作業指示 1:
Microsoft 365の記事で、職場や学校などで書類作成に多く使われる代表として挙げられているアプリを、それぞれの種類とともにすべて列挙してください。
作業指示 2:
Microsoft 365の記事によると、企業向けや教育機関向けのライセンスでは、サインインに使うアカウントの情報はどこから提供されますか。
作業指示 3:
Microsoft 365の記事を、最後の文の後から書き継いでください。

提供された抜粋:
◆ ◆ ◆ ◆ ◆ ◆ ◆
Macを使い始めると、書類を作ったり、書類をほかの人とやり取りしたりする機会が増えることでしょう。

今回は書類作成に広く使われているMicrosoftのアプリについて、概要を紹介します。そして来週以降は数回にわたって、書類をほかの人とやり取りする際の互換性について取り上げていく予定です。

MacにもiPhoneにも「Word」などのアプリがある

職場や学校などで書類を作る際に多く使われるアプリの代表が、Microsoftのワープロ「Word」、表計算の「Excel」、プレゼンテーションの「PowerPoint」です。

この3つのアプリや、これにいくつかのアプリやサービスを加えた総称として「Microsoft Office」という名前が長年使われてきましたが、アプリやサービスの現在の総称は「Microsoft 365」です。ただし一般には、今も「Office」とよく呼ばれています。

さらに、「Office」という名前が完全に消えたわけではありません。iPhone、iPad用として「Microsoft 365 (Office)」という単体のアプリがあるのです。「単体の」とは、複数のアプリの総称ではなく1本のアプリという意味ですが、実はこの1本のアプリにWord、Excel、PowerPointなどの機能が統合されています。その一方で「Word」「Excel」「PowerPoint」の各アプリもあります。ちょっとややこしいですね。

  • iPhone、iPadで使える「Microsoft 365 (Office)」というアプリがあり、App Storeから入手できます

  • iPhone、iPad用の「Word」「Excel」「PowerPoint」の各アプリもあります

Mac版の「Word」「Excel」「PowerPoint」などは、Mac App Storeから入手できます。

  • Mac App StoreからMicrosoft 365関連のアプリを入手できます

そして、本連載の趣旨から外れるので詳しくは述べませんが、Windowsパソコン用のアプリも、もちろんあります。

原則として有料のライセンスが必要

Microsoft 365のアプリやサービスを利用するには、原則として有料のライセンスが必要です。ただし無料で利用できる機能もあるので、この記事の末尾で触れます。

ライセンスには、個人・家庭向け、企業向け、教育機関向けなど、多くの種類があります。月額や年額のサブスク形式のほか、買い切り形式もあります。ライセンスの種類が多く、またしばしば変更されるため、必要なときにMicrosoft社のサイトで確認してください。

  • 費用や、利用できるアプリ・サービスは、Microsoft 365のサイトで最新情報を確認してください

企業向けや教育機関向けのライセンスの場合は、所属する組織からアカウントの情報が提供されるので、その情報を使ってアプリやサービスにサインインします。前述の通り、iPhoneやMacのアプリはそれぞれのApp Storeから入手でき、いずれも無料です。ただし、組織によってはアプリのダウンロードやインストール、サインインについて指示されることがあるので、その場合は指示に従います。

個人・家庭向けの場合は、iPhoneでもMacでも、App Storeからアプリをインストールした後、購入時の情報を使ってサインインします。以下の図は、Microsoft 365のサイトのスクリーンショットです。
◆ ◆ ◆ ◆ ◆ ◆ ◆
コレクションから抜粋した記録

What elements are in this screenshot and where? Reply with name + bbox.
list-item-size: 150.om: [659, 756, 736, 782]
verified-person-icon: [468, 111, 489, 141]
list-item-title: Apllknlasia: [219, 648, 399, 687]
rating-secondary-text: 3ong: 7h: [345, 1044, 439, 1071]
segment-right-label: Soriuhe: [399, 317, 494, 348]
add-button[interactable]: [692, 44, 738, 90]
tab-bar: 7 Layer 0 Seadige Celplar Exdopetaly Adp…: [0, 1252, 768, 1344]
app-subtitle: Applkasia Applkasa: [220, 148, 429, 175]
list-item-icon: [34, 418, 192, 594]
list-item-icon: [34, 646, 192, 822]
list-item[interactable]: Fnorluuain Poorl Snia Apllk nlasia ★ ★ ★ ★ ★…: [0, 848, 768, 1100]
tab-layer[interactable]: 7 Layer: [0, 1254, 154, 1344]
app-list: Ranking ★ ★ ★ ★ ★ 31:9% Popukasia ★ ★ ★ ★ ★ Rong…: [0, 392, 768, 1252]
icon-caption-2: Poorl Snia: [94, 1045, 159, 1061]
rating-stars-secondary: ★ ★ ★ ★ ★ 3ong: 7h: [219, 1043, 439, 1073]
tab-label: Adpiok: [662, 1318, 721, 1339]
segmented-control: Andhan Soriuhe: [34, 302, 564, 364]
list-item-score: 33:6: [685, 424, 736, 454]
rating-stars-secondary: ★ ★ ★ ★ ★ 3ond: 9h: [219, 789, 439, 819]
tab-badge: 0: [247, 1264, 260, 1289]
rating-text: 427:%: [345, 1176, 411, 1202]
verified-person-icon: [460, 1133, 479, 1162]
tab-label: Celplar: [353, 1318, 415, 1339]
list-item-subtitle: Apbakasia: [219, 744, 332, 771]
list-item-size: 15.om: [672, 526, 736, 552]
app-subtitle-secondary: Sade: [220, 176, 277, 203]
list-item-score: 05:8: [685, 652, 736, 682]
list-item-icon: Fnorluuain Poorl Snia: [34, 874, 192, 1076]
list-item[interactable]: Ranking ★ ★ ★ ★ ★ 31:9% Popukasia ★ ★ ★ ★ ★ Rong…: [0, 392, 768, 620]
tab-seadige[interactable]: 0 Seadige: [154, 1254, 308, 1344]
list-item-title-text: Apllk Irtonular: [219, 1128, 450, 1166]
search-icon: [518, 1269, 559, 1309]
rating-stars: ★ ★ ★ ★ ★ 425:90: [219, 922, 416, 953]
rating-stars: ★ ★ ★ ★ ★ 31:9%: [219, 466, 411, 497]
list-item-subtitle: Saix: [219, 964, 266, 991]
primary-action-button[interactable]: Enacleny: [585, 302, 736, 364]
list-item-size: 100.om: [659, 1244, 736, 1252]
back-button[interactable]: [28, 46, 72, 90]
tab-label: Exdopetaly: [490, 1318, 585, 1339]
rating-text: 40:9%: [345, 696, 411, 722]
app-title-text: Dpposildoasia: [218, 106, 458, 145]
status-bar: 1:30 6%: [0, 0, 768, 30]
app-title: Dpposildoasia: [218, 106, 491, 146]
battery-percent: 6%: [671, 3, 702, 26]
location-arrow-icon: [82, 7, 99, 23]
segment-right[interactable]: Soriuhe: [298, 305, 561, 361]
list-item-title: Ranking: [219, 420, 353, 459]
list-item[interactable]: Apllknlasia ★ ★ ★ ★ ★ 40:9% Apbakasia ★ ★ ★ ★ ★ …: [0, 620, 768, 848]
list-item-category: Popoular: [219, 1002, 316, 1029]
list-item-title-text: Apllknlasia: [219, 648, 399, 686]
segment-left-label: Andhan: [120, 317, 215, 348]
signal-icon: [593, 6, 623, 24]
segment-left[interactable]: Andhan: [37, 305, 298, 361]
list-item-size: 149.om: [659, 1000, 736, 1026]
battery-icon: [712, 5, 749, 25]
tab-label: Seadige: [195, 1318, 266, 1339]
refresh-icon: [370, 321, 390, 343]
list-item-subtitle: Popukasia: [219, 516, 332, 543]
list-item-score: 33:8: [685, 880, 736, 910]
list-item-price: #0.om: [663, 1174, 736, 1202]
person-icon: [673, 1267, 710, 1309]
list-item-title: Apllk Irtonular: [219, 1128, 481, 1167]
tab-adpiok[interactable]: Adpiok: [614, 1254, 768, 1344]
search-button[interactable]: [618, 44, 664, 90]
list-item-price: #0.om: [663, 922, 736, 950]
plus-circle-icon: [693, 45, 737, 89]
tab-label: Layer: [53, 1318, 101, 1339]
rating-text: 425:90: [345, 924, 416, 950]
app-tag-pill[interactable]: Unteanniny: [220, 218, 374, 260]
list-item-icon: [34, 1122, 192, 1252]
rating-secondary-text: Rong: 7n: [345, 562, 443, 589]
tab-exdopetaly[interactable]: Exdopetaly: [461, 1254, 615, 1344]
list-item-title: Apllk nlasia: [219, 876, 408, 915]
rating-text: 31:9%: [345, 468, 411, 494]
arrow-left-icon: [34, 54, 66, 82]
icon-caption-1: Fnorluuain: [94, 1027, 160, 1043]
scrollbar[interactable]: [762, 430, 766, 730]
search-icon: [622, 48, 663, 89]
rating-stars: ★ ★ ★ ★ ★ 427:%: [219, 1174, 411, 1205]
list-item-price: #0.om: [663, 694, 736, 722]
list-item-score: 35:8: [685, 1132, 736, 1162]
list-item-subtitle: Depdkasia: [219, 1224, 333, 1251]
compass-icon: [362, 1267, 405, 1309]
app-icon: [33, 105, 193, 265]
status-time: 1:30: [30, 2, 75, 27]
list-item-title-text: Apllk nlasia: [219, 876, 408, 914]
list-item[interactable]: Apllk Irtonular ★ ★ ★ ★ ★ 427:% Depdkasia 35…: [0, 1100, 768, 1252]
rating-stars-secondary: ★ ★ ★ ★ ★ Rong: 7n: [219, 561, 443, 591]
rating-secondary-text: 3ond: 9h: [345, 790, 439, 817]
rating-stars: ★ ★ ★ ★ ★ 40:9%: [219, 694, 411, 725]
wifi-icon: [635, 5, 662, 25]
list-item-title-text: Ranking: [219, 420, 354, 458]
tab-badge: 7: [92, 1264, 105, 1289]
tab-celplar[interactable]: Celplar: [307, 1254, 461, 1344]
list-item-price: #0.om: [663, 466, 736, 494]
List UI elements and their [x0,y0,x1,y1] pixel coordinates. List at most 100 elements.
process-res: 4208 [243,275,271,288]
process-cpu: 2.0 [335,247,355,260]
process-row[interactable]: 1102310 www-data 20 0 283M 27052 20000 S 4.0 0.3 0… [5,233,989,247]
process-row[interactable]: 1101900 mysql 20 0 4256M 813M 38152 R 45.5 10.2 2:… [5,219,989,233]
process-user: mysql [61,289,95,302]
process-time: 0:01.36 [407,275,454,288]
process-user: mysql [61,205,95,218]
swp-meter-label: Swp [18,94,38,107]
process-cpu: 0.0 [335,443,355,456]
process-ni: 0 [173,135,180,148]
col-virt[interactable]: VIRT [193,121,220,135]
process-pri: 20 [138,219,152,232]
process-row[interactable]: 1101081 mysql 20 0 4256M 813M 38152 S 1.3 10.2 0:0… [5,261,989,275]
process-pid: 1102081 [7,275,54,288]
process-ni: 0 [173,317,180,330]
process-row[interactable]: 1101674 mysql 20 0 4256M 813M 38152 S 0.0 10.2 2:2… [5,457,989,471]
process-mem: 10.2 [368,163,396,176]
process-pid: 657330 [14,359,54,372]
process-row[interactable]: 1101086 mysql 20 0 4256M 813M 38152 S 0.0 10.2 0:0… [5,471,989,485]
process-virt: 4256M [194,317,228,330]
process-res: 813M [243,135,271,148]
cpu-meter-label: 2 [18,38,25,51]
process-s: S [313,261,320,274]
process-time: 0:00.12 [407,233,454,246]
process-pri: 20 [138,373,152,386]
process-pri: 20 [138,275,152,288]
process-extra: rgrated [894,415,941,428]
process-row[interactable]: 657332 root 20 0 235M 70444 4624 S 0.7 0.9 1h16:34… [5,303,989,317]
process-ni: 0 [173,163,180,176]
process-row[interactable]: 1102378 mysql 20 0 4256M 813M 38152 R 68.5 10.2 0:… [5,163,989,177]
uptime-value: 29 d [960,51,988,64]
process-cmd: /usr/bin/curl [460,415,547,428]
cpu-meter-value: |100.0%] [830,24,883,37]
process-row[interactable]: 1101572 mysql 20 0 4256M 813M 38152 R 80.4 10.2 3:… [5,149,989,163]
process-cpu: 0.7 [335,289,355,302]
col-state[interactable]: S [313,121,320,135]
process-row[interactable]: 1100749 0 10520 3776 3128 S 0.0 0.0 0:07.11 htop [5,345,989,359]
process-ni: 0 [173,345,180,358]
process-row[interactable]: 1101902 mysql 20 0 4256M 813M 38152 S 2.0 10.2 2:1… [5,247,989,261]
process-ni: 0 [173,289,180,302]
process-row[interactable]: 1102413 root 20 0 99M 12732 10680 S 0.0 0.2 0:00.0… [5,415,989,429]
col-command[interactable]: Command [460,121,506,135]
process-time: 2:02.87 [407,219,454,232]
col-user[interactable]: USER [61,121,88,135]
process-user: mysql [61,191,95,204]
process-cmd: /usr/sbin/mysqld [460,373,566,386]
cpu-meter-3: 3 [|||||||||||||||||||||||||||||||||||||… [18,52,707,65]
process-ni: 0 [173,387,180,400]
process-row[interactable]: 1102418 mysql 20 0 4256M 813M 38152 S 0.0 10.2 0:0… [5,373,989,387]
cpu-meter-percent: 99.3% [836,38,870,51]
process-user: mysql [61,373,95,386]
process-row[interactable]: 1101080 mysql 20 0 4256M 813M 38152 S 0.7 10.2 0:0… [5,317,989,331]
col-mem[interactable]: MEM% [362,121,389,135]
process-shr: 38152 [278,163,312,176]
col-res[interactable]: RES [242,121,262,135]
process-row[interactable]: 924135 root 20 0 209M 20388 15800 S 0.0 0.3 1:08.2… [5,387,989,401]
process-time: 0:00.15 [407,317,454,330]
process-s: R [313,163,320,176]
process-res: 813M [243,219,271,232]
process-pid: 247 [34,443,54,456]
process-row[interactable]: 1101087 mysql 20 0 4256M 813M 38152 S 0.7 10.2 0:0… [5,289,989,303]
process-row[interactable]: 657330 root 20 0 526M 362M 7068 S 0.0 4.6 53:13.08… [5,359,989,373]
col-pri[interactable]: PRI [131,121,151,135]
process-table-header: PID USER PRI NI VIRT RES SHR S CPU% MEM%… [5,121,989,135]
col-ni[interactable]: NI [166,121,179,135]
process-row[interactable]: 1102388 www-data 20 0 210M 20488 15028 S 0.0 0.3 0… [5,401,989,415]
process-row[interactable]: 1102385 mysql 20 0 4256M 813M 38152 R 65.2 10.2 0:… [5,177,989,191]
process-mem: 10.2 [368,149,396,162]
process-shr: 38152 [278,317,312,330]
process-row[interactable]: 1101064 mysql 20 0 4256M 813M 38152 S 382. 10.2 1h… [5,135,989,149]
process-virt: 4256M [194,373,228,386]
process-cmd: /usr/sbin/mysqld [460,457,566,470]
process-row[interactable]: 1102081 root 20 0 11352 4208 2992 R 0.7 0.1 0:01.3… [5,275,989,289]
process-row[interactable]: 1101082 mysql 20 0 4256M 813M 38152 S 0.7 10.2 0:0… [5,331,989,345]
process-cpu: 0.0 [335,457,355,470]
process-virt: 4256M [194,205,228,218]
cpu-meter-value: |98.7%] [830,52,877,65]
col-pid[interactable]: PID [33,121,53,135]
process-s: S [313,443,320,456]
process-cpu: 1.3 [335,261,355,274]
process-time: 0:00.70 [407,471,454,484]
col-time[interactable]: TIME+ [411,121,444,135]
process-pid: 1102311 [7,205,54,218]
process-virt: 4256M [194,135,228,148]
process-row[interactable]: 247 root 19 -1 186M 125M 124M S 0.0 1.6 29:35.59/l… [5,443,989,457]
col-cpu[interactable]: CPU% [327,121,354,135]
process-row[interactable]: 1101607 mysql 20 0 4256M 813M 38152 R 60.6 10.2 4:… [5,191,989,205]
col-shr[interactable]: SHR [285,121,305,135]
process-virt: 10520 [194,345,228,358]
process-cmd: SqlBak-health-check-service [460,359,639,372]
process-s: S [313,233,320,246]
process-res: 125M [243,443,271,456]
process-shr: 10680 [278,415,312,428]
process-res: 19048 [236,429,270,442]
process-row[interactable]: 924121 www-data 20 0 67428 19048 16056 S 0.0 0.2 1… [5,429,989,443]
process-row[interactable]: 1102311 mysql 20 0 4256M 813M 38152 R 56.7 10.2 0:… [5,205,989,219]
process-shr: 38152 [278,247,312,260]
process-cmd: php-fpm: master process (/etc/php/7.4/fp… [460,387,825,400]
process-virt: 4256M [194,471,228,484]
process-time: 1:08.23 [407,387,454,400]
◆ ◆ ◆ ◆ ◆ ◆ ◆
解答 1:
- Word(ワープロ)
- Excel(表計算)
- PowerPoint(プレゼンテーション)

解答 2:
所属する組織から提供されます。

解答 3:
  • 本記事執筆の2024年4月現在、Microsoft 365 Personalのサブスクで、1人のユーザーが同時に5台のデバイスにサインインして使えます

「Word」のファイルを受け取って「Word」で開く

ファイルの互換性については本連載の次回以降の記事で取り上げていきますが、ほかの人と書類をやり取りする際の原則は「あるアプリで作った書類は、同じアプリで開く」です。

例えばほかの人から、ワープロソフトの「Word」で作った書類がメール添付で送られてきたとします。そのメールを受信したMacやiPhoneに「Word」(または、iPhoneの「Microsoft 365 (Office)」)がインストールされ、サインインしていれば、すぐに開くことができます。受信してから開くまでの手順を、以下に説明します(アプリのサインインやライセンスについては、後ほど補足します)。

まず、Macの場合です。

  • 「Word」のファイルが添付されたメールを、Macの「メール」アプリで受信しました。添付ファイル右端のアイコンをクリックし、メニューのいずれかをクリックして任意の場所に保存します

この後、保存したファイルのアイコンをダブルクリックすれば、「Word」で開きます。

なお、上図で添付ファイルのアイコンをダブルクリックすればすぐに「Word」で開きます。内容を確認するだけならこの方法でかまいませんが、受け取ったファイルを編集して上書き保存する可能性があるなら、上図の方法で添付ファイルとは別のファイルとして保存してから開くほうが、元の添付ファイルがそのままの内容で残るので安心です。

次に、iPhoneで受信した場合の手順を紹介します。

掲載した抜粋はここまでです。